** BEGIN Data provided **

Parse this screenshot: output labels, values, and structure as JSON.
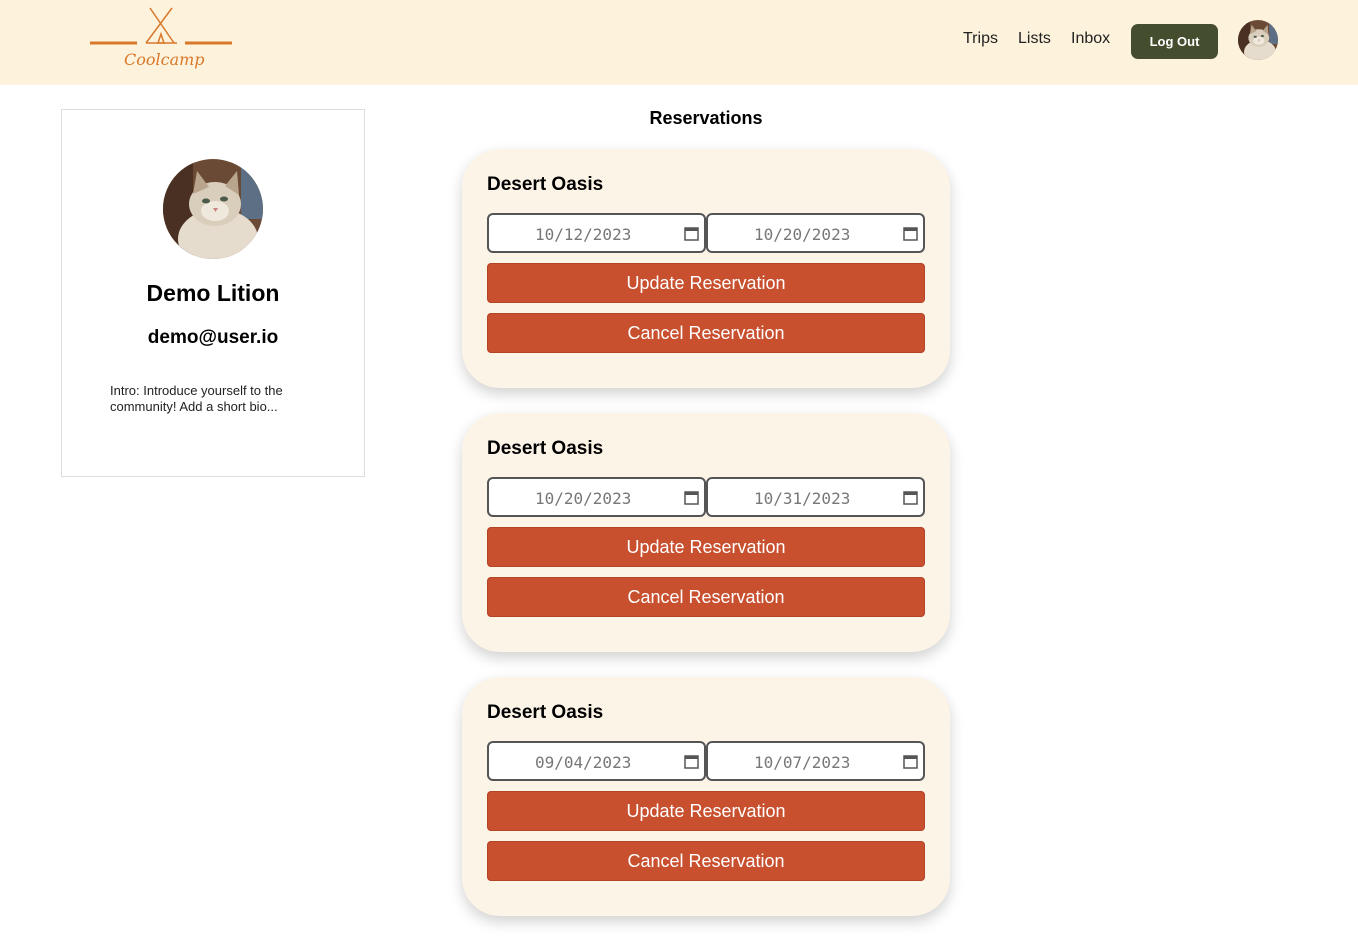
{
  "header": {
    "logo_text": "Coolcamp",
    "nav": [
      "Trips",
      "Lists",
      "Inbox"
    ],
    "logout_label": "Log Out"
  },
  "profile": {
    "name": "Demo Lition",
    "email": "demo@user.io",
    "intro": "Intro: Introduce yourself to the community! Add a short bio..."
  },
  "reservations": {
    "heading": "Reservations",
    "items": [
      {
        "title": "Desert Oasis",
        "start": "10/12/2023",
        "end": "10/20/2023",
        "update_label": "Update Reservation",
        "cancel_label": "Cancel Reservation"
      },
      {
        "title": "Desert Oasis",
        "start": "10/20/2023",
        "end": "10/31/2023",
        "update_label": "Update Reservation",
        "cancel_label": "Cancel Reservation"
      },
      {
        "title": "Desert Oasis",
        "start": "09/04/2023",
        "end": "10/07/2023",
        "update_label": "Update Reservation",
        "cancel_label": "Cancel Reservation"
      }
    ]
  },
  "colors": {
    "header_bg": "#fdf2dc",
    "brand_orange": "#d9782b",
    "logout_bg": "#444d2e",
    "button_red": "#c8502e",
    "card_bg": "#fdf4e8"
  },
  "icons": [
    "tent-logo-icon",
    "calendar-icon",
    "avatar-cat-image"
  ]
}
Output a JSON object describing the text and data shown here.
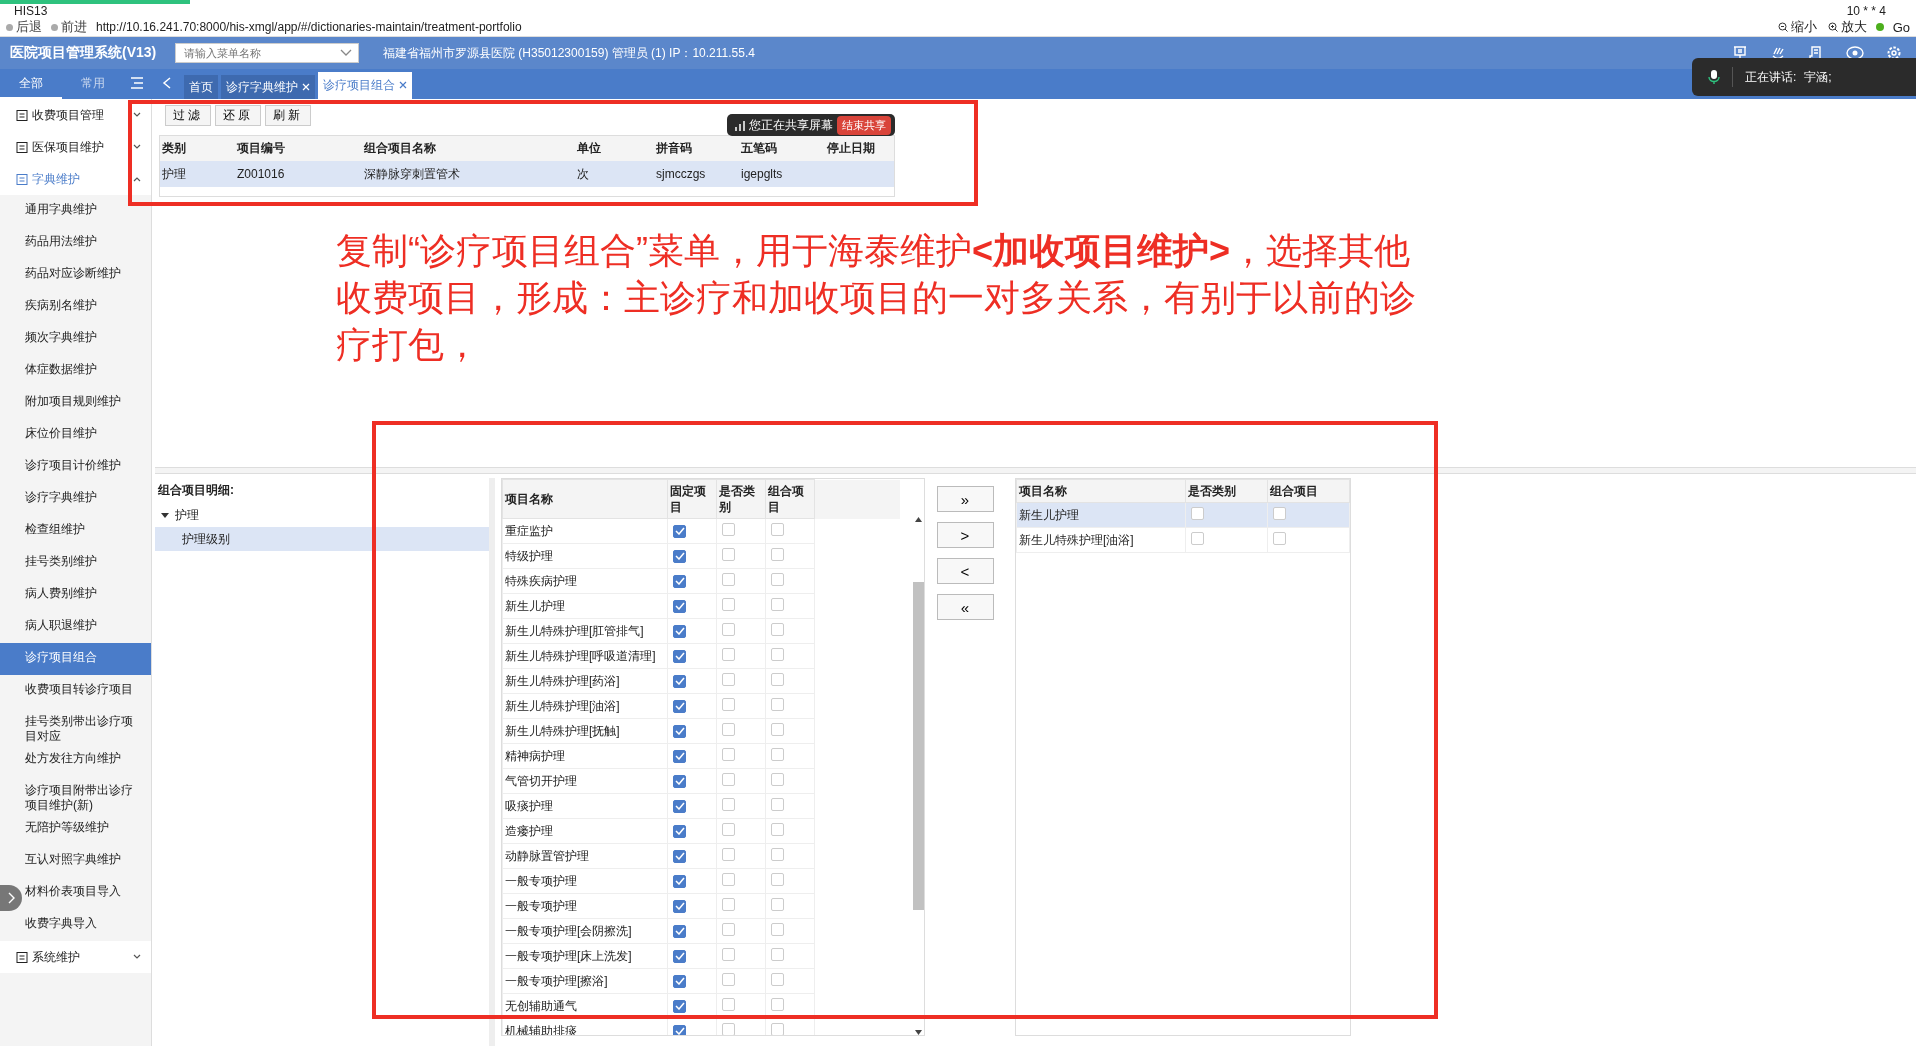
{
  "browser": {
    "tab_title": "HIS13",
    "corner_text": "10 * * 4",
    "back": "后退",
    "forward": "前进",
    "url": "http://10.16.241.70:8000/his-xmgl/app/#/dictionaries-maintain/treatment-portfolio",
    "zoom_out": "缩小",
    "zoom_in": "放大",
    "go": "Go"
  },
  "header": {
    "title": "医院项目管理系统(V13)",
    "menu_search": {
      "placeholder": "请输入菜单名称"
    },
    "info": "福建省福州市罗源县医院 (H35012300159) 管理员 (1) IP：10.211.55.4"
  },
  "nav_tabs": [
    {
      "label": "全部",
      "selected": true
    },
    {
      "label": "常用",
      "selected": false
    }
  ],
  "page_tabs": [
    {
      "label": "首页",
      "closable": false,
      "selected": false
    },
    {
      "label": "诊疗字典维护",
      "closable": true,
      "selected": false
    },
    {
      "label": "诊疗项目组合",
      "closable": true,
      "selected": true
    }
  ],
  "sidebar": {
    "items": [
      {
        "label": "收费项目管理",
        "expanded": false,
        "selected": false
      },
      {
        "label": "医保项目维护",
        "expanded": false,
        "selected": false
      },
      {
        "label": "字典维护",
        "expanded": true,
        "selected": true,
        "children": [
          {
            "label": "通用字典维护",
            "selected": false
          },
          {
            "label": "药品用法维护",
            "selected": false
          },
          {
            "label": "药品对应诊断维护",
            "selected": false
          },
          {
            "label": "疾病别名维护",
            "selected": false
          },
          {
            "label": "频次字典维护",
            "selected": false
          },
          {
            "label": "体症数据维护",
            "selected": false
          },
          {
            "label": "附加项目规则维护",
            "selected": false
          },
          {
            "label": "床位价目维护",
            "selected": false
          },
          {
            "label": "诊疗项目计价维护",
            "selected": false
          },
          {
            "label": "诊疗字典维护",
            "selected": false
          },
          {
            "label": "检查组维护",
            "selected": false
          },
          {
            "label": "挂号类别维护",
            "selected": false
          },
          {
            "label": "病人费别维护",
            "selected": false
          },
          {
            "label": "病人职退维护",
            "selected": false
          },
          {
            "label": "诊疗项目组合",
            "selected": true
          },
          {
            "label": "收费项目转诊疗项目",
            "selected": false
          },
          {
            "label": "挂号类别带出诊疗项目对应",
            "selected": false
          },
          {
            "label": "处方发往方向维护",
            "selected": false
          },
          {
            "label": "诊疗项目附带出诊疗项目维护(新)",
            "selected": false
          },
          {
            "label": "无陪护等级维护",
            "selected": false
          },
          {
            "label": "互认对照字典维护",
            "selected": false
          },
          {
            "label": "材料价表项目导入",
            "selected": false
          },
          {
            "label": "收费字典导入",
            "selected": false
          }
        ]
      },
      {
        "label": "系统维护",
        "expanded": false,
        "selected": false
      }
    ]
  },
  "toolbar": [
    "过滤",
    "还原",
    "刷新"
  ],
  "portfolio_table": {
    "columns": [
      "类别",
      "项目编号",
      "组合项目名称",
      "单位",
      "拼音码",
      "五笔码",
      "停止日期"
    ],
    "rows": [
      {
        "cells": [
          "护理",
          "Z001016",
          "深静脉穿刺置管术",
          "次",
          "sjmcczgs",
          "igepglts",
          ""
        ],
        "selected": true
      }
    ]
  },
  "share_banner": {
    "text": "您正在共享屏幕",
    "button": "结束共享"
  },
  "speaking_popup": {
    "label": "正在讲话:",
    "speaker": "宇涵;"
  },
  "annotation": "复制“诊疗项目组合”菜单，用于海泰维护**<加收项目维护>**，选择其他收费项目，形成：主诊疗和加收项目的一对多关系，有别于以前的诊疗打包，",
  "detail_tree": {
    "title": "组合项目明细:",
    "nodes": [
      {
        "label": "护理",
        "expanded": true,
        "selected": false,
        "children": [
          {
            "label": "护理级别",
            "selected": true
          }
        ]
      }
    ]
  },
  "available_items": {
    "columns": [
      "项目名称",
      "固定项目",
      "是否类别",
      "组合项目"
    ],
    "rows": [
      {
        "name": "重症监护",
        "fixed": true,
        "category": false,
        "combo": false
      },
      {
        "name": "特级护理",
        "fixed": true,
        "category": false,
        "combo": false
      },
      {
        "name": "特殊疾病护理",
        "fixed": true,
        "category": false,
        "combo": false
      },
      {
        "name": "新生儿护理",
        "fixed": true,
        "category": false,
        "combo": false
      },
      {
        "name": "新生儿特殊护理[肛管排气]",
        "fixed": true,
        "category": false,
        "combo": false
      },
      {
        "name": "新生儿特殊护理[呼吸道清理]",
        "fixed": true,
        "category": false,
        "combo": false
      },
      {
        "name": "新生儿特殊护理[药浴]",
        "fixed": true,
        "category": false,
        "combo": false
      },
      {
        "name": "新生儿特殊护理[油浴]",
        "fixed": true,
        "category": false,
        "combo": false
      },
      {
        "name": "新生儿特殊护理[抚触]",
        "fixed": true,
        "category": false,
        "combo": false
      },
      {
        "name": "精神病护理",
        "fixed": true,
        "category": false,
        "combo": false
      },
      {
        "name": "气管切开护理",
        "fixed": true,
        "category": false,
        "combo": false
      },
      {
        "name": "吸痰护理",
        "fixed": true,
        "category": false,
        "combo": false
      },
      {
        "name": "造瘘护理",
        "fixed": true,
        "category": false,
        "combo": false
      },
      {
        "name": "动静脉置管护理",
        "fixed": true,
        "category": false,
        "combo": false
      },
      {
        "name": "一般专项护理",
        "fixed": true,
        "category": false,
        "combo": false
      },
      {
        "name": "一般专项护理",
        "fixed": true,
        "category": false,
        "combo": false
      },
      {
        "name": "一般专项护理[会阴擦洗]",
        "fixed": true,
        "category": false,
        "combo": false
      },
      {
        "name": "一般专项护理[床上洗发]",
        "fixed": true,
        "category": false,
        "combo": false
      },
      {
        "name": "一般专项护理[擦浴]",
        "fixed": true,
        "category": false,
        "combo": false
      },
      {
        "name": "无创辅助通气",
        "fixed": true,
        "category": false,
        "combo": false
      },
      {
        "name": "机械辅助排痰",
        "fixed": true,
        "category": false,
        "combo": false
      }
    ]
  },
  "transfer_buttons": [
    "»",
    ">",
    "<",
    "«"
  ],
  "selected_items": {
    "columns": [
      "项目名称",
      "是否类别",
      "组合项目"
    ],
    "rows": [
      {
        "name": "新生儿护理",
        "category": false,
        "combo": false,
        "selected": true
      },
      {
        "name": "新生儿特殊护理[油浴]",
        "category": false,
        "combo": false,
        "selected": false
      }
    ]
  }
}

** END Data provided **

(Exercise directions): Lines of the material that contain the word "JSON" are to be gathered.

(Result below):
Parse this screenshot: output labels, values, and structure as JSON.
Output a JSON object describing the text and data shown here.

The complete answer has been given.